━━━━━ Given records

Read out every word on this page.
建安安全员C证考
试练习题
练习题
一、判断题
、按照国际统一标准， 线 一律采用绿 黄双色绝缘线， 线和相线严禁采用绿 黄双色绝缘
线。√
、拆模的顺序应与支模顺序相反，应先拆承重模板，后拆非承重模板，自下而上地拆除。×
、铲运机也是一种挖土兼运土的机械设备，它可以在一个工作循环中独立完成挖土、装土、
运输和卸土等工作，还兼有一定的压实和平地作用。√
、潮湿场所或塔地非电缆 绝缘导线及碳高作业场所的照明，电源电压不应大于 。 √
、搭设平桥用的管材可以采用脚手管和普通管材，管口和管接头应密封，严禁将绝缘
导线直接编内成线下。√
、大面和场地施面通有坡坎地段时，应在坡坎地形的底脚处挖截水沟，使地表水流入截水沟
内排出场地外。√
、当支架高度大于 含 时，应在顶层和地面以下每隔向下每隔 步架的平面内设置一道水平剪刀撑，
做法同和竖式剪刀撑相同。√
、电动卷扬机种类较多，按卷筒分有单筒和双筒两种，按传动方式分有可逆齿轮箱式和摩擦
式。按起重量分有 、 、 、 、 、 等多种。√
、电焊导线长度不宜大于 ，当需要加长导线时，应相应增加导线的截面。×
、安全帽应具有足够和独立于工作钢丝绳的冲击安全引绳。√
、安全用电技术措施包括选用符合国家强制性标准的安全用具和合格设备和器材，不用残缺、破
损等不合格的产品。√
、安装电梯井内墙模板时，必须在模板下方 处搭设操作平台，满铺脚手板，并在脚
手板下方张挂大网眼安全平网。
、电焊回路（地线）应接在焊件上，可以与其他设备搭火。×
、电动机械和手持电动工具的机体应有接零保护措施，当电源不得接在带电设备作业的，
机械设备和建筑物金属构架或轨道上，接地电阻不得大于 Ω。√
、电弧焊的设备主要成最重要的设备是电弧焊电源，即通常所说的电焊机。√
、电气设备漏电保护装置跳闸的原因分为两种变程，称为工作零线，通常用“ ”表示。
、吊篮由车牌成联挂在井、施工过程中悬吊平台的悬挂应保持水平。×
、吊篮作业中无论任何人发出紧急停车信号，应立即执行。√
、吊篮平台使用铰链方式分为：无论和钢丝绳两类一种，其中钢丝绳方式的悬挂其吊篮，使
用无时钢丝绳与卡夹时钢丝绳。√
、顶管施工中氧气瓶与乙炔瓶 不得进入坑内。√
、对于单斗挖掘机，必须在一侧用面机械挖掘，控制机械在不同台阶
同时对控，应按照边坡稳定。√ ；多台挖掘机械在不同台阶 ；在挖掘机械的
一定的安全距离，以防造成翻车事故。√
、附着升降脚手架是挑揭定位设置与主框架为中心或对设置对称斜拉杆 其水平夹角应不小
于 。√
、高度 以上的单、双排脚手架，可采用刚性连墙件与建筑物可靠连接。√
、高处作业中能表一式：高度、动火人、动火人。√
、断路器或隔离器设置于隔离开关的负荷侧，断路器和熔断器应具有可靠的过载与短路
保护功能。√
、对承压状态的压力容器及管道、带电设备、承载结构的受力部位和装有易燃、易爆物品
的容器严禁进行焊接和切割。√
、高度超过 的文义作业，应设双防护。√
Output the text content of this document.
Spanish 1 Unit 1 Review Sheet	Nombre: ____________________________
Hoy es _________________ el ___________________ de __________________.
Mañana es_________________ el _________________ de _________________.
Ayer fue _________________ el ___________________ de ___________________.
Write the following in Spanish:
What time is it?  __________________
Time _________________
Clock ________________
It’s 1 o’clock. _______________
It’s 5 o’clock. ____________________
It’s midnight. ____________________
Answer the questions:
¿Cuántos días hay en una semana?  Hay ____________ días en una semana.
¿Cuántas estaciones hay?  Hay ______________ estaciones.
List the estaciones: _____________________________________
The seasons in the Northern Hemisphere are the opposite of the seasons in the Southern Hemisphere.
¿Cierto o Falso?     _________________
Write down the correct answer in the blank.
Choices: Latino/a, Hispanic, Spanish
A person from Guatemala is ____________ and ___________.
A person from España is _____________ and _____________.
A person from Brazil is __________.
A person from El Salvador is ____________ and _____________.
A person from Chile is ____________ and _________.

━━━━━━━━━━

* [Do this]: Each record above must be given again exactly.

* [Written solution]:
Read out every word on this page.
建安安全员C证考
试练习题
练习题
一、判断题
、按照国际统一标准， 线 一律采用绿 黄双色绝缘线， 线和相线严禁采用绿 黄双色绝缘
线。√
、拆模的顺序应与支模顺序相反，应先拆承重模板，后拆非承重模板，自下而上地拆除。×
、铲运机也是一种挖土兼运土的机械设备，它可以在一个工作循环中独立完成挖土、装土、
运输和卸土等工作，还兼有一定的压实和平地作用。√
、潮湿场所或塔地非电缆 绝缘导线及碳高作业场所的照明，电源电压不应大于 。 √
、搭设平桥用的管材可以采用脚手管和普通管材，管口和管接头应密封，严禁将绝缘
导线直接编内成线下。√
、大面和场地施面通有坡坎地段时，应在坡坎地形的底脚处挖截水沟，使地表水流入截水沟
内排出场地外。√
、当支架高度大于 含 时，应在顶层和地面以下每隔向下每隔 步架的平面内设置一道水平剪刀撑，
做法同和竖式剪刀撑相同。√
、电动卷扬机种类较多，按卷筒分有单筒和双筒两种，按传动方式分有可逆齿轮箱式和摩擦
式。按起重量分有 、 、 、 、 、 等多种。√
、电焊导线长度不宜大于 ，当需要加长导线时，应相应增加导线的截面。×
、安全帽应具有足够和独立于工作钢丝绳的冲击安全引绳。√
、安全用电技术措施包括选用符合国家强制性标准的安全用具和合格设备和器材，不用残缺、破
损等不合格的产品。√
、安装电梯井内墙模板时，必须在模板下方 处搭设操作平台，满铺脚手板，并在脚
手板下方张挂大网眼安全平网。
、电焊回路（地线）应接在焊件上，可以与其他设备搭火。×
、电动机械和手持电动工具的机体应有接零保护措施，当电源不得接在带电设备作业的，
机械设备和建筑物金属构架或轨道上，接地电阻不得大于 Ω。√
、电弧焊的设备主要成最重要的设备是电弧焊电源，即通常所说的电焊机。√
、电气设备漏电保护装置跳闸的原因分为两种变程，称为工作零线，通常用“ ”表示。
、吊篮由车牌成联挂在井、施工过程中悬吊平台的悬挂应保持水平。×
、吊篮作业中无论任何人发出紧急停车信号，应立即执行。√
、吊篮平台使用铰链方式分为：无论和钢丝绳两类一种，其中钢丝绳方式的悬挂其吊篮，使
用无时钢丝绳与卡夹时钢丝绳。√
、顶管施工中氧气瓶与乙炔瓶 不得进入坑内。√
、对于单斗挖掘机，必须在一侧用面机械挖掘，控制机械在不同台阶
同时对控，应按照边坡稳定。√ ；多台挖掘机械在不同台阶 ；在挖掘机械的
一定的安全距离，以防造成翻车事故。√
、附着升降脚手架是挑揭定位设置与主框架为中心或对设置对称斜拉杆 其水平夹角应不小
于 。√
、高度 以上的单、双排脚手架，可采用刚性连墙件与建筑物可靠连接。√
、高处作业中能表一式：高度、动火人、动火人。√
、断路器或隔离器设置于隔离开关的负荷侧，断路器和熔断器应具有可靠的过载与短路
保护功能。√
、对承压状态的压力容器及管道、带电设备、承载结构的受力部位和装有易燃、易爆物品
的容器严禁进行焊接和切割。√
、高度超过 的文义作业，应设双防护。√
Output the text content of this document.
Spanish 1 Unit 1 Review Sheet	Nombre: ____________________________
Hoy es _________________ el ___________________ de __________________.
Mañana es_________________ el _________________ de _________________.
Ayer fue _________________ el ___________________ de ___________________.
Write the following in Spanish:
What time is it?  __________________
Time _________________
Clock ________________
It’s 1 o’clock. _______________
It’s 5 o’clock. ____________________
It’s midnight. ____________________
Answer the questions:
¿Cuántos días hay en una semana?  Hay ____________ días en una semana.
¿Cuántas estaciones hay?  Hay ______________ estaciones.
List the estaciones: _____________________________________
The seasons in the Northern Hemisphere are the opposite of the seasons in the Southern Hemisphere.
¿Cierto o Falso?     _________________
Write down the correct answer in the blank.
Choices: Latino/a, Hispanic, Spanish
A person from Guatemala is ____________ and ___________.
A person from España is _____________ and _____________.
A person from Brazil is __________.
A person from El Salvador is ____________ and _____________.
A person from Chile is ____________ and _________.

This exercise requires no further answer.